The entries below are to be repeated exactly as they stand.
** BEGIN **
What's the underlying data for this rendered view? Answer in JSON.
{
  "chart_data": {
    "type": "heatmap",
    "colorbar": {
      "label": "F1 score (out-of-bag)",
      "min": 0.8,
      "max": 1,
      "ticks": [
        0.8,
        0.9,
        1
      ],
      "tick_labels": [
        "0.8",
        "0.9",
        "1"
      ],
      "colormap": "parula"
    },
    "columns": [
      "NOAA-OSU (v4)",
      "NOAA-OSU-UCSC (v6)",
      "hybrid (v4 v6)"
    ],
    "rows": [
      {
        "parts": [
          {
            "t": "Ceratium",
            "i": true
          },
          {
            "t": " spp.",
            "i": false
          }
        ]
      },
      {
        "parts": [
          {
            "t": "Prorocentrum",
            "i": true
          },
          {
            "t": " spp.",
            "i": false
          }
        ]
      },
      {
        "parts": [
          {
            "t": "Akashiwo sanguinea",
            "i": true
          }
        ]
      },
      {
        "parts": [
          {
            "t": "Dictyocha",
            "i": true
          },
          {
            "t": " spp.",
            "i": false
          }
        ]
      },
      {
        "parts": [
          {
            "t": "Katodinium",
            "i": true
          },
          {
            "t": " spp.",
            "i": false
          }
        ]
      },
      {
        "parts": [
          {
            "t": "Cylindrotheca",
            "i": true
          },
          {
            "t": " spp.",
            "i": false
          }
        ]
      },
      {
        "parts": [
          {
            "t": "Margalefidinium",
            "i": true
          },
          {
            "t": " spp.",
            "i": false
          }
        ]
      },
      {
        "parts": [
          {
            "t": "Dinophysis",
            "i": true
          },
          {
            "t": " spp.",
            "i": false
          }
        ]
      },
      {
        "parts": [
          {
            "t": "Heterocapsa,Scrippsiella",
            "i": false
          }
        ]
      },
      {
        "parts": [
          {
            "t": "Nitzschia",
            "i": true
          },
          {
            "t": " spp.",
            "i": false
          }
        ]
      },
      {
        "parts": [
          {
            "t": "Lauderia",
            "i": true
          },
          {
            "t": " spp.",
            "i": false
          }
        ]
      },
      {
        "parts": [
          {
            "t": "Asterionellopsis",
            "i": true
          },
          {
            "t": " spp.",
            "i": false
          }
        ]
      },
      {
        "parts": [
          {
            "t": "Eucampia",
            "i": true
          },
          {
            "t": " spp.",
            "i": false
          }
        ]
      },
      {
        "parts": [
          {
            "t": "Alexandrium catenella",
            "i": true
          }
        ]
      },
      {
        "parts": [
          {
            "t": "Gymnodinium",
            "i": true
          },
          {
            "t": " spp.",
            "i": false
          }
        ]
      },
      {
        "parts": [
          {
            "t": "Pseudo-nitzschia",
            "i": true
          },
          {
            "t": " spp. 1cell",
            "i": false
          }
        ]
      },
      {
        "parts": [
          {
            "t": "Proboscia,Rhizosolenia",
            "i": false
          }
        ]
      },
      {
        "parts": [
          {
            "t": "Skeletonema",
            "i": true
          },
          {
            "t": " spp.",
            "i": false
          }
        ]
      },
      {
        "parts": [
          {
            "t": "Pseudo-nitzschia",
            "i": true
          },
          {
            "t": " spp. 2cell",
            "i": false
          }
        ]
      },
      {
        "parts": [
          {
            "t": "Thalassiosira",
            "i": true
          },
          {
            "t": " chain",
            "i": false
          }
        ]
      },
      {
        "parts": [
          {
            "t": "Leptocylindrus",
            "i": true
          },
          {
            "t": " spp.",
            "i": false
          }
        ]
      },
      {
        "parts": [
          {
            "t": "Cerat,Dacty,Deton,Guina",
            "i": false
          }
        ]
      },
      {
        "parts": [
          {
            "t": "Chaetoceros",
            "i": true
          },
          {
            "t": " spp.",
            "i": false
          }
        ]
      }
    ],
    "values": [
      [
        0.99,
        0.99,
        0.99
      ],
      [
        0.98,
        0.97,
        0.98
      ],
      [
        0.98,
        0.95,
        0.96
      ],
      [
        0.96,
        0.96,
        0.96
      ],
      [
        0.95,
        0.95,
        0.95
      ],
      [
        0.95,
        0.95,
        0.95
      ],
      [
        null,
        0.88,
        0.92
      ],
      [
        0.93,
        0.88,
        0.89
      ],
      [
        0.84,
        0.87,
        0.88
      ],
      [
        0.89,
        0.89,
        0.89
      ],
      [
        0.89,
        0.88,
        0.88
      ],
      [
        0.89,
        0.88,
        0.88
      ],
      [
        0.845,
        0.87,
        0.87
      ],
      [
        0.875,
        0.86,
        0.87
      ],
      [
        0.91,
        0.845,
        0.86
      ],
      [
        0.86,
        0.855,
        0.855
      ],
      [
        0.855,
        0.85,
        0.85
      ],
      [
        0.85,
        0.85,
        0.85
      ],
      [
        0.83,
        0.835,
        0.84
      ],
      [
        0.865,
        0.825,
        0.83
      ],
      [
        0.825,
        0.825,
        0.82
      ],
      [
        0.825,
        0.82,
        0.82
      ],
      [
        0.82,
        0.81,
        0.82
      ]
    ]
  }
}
** END **
### Exercise solution
What's the underlying data for this rendered view? Answer in JSON.
{
  "chart_data": {
    "type": "heatmap",
    "colorbar": {
      "label": "F1 score (out-of-bag)",
      "min": 0.8,
      "max": 1,
      "ticks": [
        0.8,
        0.9,
        1
      ],
      "tick_labels": [
        "0.8",
        "0.9",
        "1"
      ],
      "colormap": "parula"
    },
    "columns": [
      "NOAA-OSU (v4)",
      "NOAA-OSU-UCSC (v6)",
      "hybrid (v4 v6)"
    ],
    "rows": [
      {
        "parts": [
          {
            "t": "Ceratium",
            "i": true
          },
          {
            "t": " spp.",
            "i": false
          }
        ]
      },
      {
        "parts": [
          {
            "t": "Prorocentrum",
            "i": true
          },
          {
            "t": " spp.",
            "i": false
          }
        ]
      },
      {
        "parts": [
          {
            "t": "Akashiwo sanguinea",
            "i": true
          }
        ]
      },
      {
        "parts": [
          {
            "t": "Dictyocha",
            "i": true
          },
          {
            "t": " spp.",
            "i": false
          }
        ]
      },
      {
        "parts": [
          {
            "t": "Katodinium",
            "i": true
          },
          {
            "t": " spp.",
            "i": false
          }
        ]
      },
      {
        "parts": [
          {
            "t": "Cylindrotheca",
            "i": true
          },
          {
            "t": " spp.",
            "i": false
          }
        ]
      },
      {
        "parts": [
          {
            "t": "Margalefidinium",
            "i": true
          },
          {
            "t": " spp.",
            "i": false
          }
        ]
      },
      {
        "parts": [
          {
            "t": "Dinophysis",
            "i": true
          },
          {
            "t": " spp.",
            "i": false
          }
        ]
      },
      {
        "parts": [
          {
            "t": "Heterocapsa,Scrippsiella",
            "i": false
          }
        ]
      },
      {
        "parts": [
          {
            "t": "Nitzschia",
            "i": true
          },
          {
            "t": " spp.",
            "i": false
          }
        ]
      },
      {
        "parts": [
          {
            "t": "Lauderia",
            "i": true
          },
          {
            "t": " spp.",
            "i": false
          }
        ]
      },
      {
        "parts": [
          {
            "t": "Asterionellopsis",
            "i": true
          },
          {
            "t": " spp.",
            "i": false
          }
        ]
      },
      {
        "parts": [
          {
            "t": "Eucampia",
            "i": true
          },
          {
            "t": " spp.",
            "i": false
          }
        ]
      },
      {
        "parts": [
          {
            "t": "Alexandrium catenella",
            "i": true
          }
        ]
      },
      {
        "parts": [
          {
            "t": "Gymnodinium",
            "i": true
          },
          {
            "t": " spp.",
            "i": false
          }
        ]
      },
      {
        "parts": [
          {
            "t": "Pseudo-nitzschia",
            "i": true
          },
          {
            "t": " spp. 1cell",
            "i": false
          }
        ]
      },
      {
        "parts": [
          {
            "t": "Proboscia,Rhizosolenia",
            "i": false
          }
        ]
      },
      {
        "parts": [
          {
            "t": "Skeletonema",
            "i": true
          },
          {
            "t": " spp.",
            "i": false
          }
        ]
      },
      {
        "parts": [
          {
            "t": "Pseudo-nitzschia",
            "i": true
          },
          {
            "t": " spp. 2cell",
            "i": false
          }
        ]
      },
      {
        "parts": [
          {
            "t": "Thalassiosira",
            "i": true
          },
          {
            "t": " chain",
            "i": false
          }
        ]
      },
      {
        "parts": [
          {
            "t": "Leptocylindrus",
            "i": true
          },
          {
            "t": " spp.",
            "i": false
          }
        ]
      },
      {
        "parts": [
          {
            "t": "Cerat,Dacty,Deton,Guina",
            "i": false
          }
        ]
      },
      {
        "parts": [
          {
            "t": "Chaetoceros",
            "i": true
          },
          {
            "t": " spp.",
            "i": false
          }
        ]
      }
    ],
    "values": [
      [
        0.99,
        0.99,
        0.99
      ],
      [
        0.98,
        0.97,
        0.98
      ],
      [
        0.98,
        0.95,
        0.96
      ],
      [
        0.96,
        0.96,
        0.96
      ],
      [
        0.95,
        0.95,
        0.95
      ],
      [
        0.95,
        0.95,
        0.95
      ],
      [
        null,
        0.88,
        0.92
      ],
      [
        0.93,
        0.88,
        0.89
      ],
      [
        0.84,
        0.87,
        0.88
      ],
      [
        0.89,
        0.89,
        0.89
      ],
      [
        0.89,
        0.88,
        0.88
      ],
      [
        0.89,
        0.88,
        0.88
      ],
      [
        0.845,
        0.87,
        0.87
      ],
      [
        0.875,
        0.86,
        0.87
      ],
      [
        0.91,
        0.845,
        0.86
      ],
      [
        0.86,
        0.855,
        0.855
      ],
      [
        0.855,
        0.85,
        0.85
      ],
      [
        0.85,
        0.85,
        0.85
      ],
      [
        0.83,
        0.835,
        0.84
      ],
      [
        0.865,
        0.825,
        0.83
      ],
      [
        0.825,
        0.825,
        0.82
      ],
      [
        0.825,
        0.82,
        0.82
      ],
      [
        0.82,
        0.81,
        0.82
      ]
    ]
  }
}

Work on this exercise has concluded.